SET PROBLEM: Extract all records. Keep each one exact.

DATASET ENTRIES:
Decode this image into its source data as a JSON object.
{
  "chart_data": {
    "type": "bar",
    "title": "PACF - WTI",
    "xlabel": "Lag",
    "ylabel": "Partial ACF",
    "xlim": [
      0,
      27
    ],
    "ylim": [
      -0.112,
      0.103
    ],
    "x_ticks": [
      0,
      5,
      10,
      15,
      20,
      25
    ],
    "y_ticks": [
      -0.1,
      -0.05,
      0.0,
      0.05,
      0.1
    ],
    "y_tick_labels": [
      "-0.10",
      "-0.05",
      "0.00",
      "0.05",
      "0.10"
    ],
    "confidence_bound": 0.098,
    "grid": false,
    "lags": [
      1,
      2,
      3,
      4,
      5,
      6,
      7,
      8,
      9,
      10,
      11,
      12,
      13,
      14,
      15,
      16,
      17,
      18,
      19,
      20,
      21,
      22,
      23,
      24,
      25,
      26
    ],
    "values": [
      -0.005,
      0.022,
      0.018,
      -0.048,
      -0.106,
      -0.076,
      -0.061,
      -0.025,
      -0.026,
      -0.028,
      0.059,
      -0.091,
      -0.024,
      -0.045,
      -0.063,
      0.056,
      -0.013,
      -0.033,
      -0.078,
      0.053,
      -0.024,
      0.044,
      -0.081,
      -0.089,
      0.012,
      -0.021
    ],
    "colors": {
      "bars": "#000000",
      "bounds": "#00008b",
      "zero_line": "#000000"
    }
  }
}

RESPONSE:
Decode this image into its source data as a JSON object.
{
  "chart_data": {
    "type": "bar",
    "title": "PACF - WTI",
    "xlabel": "Lag",
    "ylabel": "Partial ACF",
    "xlim": [
      0,
      27
    ],
    "ylim": [
      -0.112,
      0.103
    ],
    "x_ticks": [
      0,
      5,
      10,
      15,
      20,
      25
    ],
    "y_ticks": [
      -0.1,
      -0.05,
      0.0,
      0.05,
      0.1
    ],
    "y_tick_labels": [
      "-0.10",
      "-0.05",
      "0.00",
      "0.05",
      "0.10"
    ],
    "confidence_bound": 0.098,
    "grid": false,
    "lags": [
      1,
      2,
      3,
      4,
      5,
      6,
      7,
      8,
      9,
      10,
      11,
      12,
      13,
      14,
      15,
      16,
      17,
      18,
      19,
      20,
      21,
      22,
      23,
      24,
      25,
      26
    ],
    "values": [
      -0.005,
      0.022,
      0.018,
      -0.048,
      -0.106,
      -0.076,
      -0.061,
      -0.025,
      -0.026,
      -0.028,
      0.059,
      -0.091,
      -0.024,
      -0.045,
      -0.063,
      0.056,
      -0.013,
      -0.033,
      -0.078,
      0.053,
      -0.024,
      0.044,
      -0.081,
      -0.089,
      0.012,
      -0.021
    ],
    "colors": {
      "bars": "#000000",
      "bounds": "#00008b",
      "zero_line": "#000000"
    }
  }
}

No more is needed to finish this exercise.